---------- Data for this exercise

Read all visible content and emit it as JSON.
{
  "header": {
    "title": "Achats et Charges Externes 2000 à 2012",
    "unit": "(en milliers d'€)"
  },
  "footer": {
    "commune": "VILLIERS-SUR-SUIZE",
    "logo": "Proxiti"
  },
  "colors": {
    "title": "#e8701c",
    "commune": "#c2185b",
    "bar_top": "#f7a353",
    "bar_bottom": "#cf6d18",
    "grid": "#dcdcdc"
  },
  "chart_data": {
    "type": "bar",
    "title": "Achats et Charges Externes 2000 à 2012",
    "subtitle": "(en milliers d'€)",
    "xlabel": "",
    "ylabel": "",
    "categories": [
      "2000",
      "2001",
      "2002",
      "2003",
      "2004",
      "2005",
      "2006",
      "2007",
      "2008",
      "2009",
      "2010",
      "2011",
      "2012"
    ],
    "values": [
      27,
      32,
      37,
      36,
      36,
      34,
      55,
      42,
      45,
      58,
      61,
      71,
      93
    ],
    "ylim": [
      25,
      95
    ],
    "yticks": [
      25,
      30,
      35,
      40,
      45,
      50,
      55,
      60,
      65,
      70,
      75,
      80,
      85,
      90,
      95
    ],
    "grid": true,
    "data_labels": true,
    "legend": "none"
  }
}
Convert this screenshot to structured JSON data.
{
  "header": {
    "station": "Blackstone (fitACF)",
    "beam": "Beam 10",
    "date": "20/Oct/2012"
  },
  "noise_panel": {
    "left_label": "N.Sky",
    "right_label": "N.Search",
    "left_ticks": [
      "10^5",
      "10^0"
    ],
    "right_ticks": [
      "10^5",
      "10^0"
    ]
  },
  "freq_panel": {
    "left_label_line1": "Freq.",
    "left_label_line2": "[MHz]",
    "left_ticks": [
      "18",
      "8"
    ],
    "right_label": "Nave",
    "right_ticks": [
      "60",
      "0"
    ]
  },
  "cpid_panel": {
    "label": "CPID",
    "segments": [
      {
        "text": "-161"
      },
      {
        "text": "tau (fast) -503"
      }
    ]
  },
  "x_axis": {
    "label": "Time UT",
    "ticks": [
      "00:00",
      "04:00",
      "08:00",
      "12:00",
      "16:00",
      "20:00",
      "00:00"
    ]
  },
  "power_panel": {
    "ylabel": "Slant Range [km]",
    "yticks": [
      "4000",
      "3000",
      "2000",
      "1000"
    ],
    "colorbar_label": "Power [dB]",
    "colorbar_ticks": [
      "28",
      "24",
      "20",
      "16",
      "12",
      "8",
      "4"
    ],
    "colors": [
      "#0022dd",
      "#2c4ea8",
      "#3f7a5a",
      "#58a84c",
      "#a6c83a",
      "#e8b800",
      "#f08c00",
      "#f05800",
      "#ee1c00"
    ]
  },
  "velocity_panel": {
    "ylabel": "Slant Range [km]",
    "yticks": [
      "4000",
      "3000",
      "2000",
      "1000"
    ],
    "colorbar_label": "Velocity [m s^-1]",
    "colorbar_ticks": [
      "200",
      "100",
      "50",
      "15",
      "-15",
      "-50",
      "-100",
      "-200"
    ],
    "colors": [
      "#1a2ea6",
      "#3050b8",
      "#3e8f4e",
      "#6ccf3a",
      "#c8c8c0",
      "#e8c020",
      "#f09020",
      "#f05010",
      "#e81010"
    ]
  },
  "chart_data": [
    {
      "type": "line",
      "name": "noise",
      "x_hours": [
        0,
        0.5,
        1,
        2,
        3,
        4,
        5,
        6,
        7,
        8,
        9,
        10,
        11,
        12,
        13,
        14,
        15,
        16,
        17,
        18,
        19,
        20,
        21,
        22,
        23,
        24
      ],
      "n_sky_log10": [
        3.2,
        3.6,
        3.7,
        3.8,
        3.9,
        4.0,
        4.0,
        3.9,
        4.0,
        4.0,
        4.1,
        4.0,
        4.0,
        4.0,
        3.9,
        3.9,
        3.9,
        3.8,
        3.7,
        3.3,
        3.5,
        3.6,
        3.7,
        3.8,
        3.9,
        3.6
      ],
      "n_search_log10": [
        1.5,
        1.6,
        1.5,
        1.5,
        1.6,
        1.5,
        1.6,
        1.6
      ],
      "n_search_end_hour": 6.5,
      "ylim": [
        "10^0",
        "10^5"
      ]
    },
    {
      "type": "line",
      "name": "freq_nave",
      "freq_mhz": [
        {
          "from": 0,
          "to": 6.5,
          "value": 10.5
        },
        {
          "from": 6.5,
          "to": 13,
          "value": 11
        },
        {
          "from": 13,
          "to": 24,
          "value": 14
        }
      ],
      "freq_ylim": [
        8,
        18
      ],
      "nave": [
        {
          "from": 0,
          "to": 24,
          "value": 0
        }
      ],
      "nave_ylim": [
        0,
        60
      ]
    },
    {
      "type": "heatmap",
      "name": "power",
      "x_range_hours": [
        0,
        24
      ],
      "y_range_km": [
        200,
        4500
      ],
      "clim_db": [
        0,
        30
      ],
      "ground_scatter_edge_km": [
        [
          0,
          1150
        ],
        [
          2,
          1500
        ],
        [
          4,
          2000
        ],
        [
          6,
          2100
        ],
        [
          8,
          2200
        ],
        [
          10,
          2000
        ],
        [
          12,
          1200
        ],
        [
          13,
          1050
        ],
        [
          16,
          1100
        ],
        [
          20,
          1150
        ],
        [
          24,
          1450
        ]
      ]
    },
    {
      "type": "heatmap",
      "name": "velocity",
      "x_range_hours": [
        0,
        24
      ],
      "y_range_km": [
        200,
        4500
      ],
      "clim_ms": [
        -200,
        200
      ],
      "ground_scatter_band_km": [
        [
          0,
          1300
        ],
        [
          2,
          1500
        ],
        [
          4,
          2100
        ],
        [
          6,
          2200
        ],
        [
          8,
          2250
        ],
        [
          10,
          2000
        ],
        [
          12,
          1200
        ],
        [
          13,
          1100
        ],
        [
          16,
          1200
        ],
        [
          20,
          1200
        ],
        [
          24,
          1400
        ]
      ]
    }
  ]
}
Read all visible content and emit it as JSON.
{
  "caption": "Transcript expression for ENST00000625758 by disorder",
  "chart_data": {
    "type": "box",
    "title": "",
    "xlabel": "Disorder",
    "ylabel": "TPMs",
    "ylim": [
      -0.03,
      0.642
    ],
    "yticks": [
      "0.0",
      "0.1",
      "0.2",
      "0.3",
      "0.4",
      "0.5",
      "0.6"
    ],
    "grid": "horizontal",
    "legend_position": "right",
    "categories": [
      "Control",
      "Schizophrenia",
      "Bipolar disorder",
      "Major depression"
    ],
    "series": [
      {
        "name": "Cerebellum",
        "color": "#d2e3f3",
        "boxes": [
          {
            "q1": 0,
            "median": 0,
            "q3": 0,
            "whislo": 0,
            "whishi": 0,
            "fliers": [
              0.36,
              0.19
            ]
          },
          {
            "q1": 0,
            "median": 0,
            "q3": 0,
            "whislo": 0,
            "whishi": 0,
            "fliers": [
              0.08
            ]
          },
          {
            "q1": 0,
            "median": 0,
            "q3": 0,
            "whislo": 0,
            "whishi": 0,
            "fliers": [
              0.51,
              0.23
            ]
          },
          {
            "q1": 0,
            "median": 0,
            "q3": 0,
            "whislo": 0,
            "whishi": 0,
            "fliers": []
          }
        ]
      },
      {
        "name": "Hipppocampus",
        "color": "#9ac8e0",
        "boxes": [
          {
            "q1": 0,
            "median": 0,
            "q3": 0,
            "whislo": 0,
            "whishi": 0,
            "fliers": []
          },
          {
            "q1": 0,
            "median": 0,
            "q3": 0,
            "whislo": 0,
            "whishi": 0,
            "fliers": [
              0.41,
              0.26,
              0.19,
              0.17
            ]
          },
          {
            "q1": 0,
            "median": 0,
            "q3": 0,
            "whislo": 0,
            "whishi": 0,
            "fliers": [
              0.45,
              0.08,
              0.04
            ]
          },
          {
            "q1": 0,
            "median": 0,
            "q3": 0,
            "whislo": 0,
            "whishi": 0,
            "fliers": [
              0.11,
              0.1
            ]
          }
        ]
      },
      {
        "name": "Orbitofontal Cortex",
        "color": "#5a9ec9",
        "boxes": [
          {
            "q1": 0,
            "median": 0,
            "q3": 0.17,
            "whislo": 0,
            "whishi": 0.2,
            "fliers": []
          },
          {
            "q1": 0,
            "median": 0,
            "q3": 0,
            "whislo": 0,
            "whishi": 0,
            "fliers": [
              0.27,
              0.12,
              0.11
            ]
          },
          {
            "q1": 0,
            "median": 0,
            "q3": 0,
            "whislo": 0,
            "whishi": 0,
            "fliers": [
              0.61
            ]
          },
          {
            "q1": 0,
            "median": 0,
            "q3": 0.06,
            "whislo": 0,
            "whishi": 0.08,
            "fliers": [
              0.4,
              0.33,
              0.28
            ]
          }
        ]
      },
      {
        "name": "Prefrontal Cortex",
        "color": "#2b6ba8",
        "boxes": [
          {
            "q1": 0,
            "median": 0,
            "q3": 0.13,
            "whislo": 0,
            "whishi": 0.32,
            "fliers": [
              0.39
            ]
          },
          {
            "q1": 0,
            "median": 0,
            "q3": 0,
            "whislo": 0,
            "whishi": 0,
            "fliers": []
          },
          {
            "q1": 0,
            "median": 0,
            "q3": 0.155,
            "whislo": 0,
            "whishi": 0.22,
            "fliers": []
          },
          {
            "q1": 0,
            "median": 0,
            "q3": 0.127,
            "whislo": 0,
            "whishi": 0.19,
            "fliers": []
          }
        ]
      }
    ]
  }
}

--------------------

### Problem
The answer should be a single number: the count of lines in the data that include the string "grid".

### Solution to the exercise
3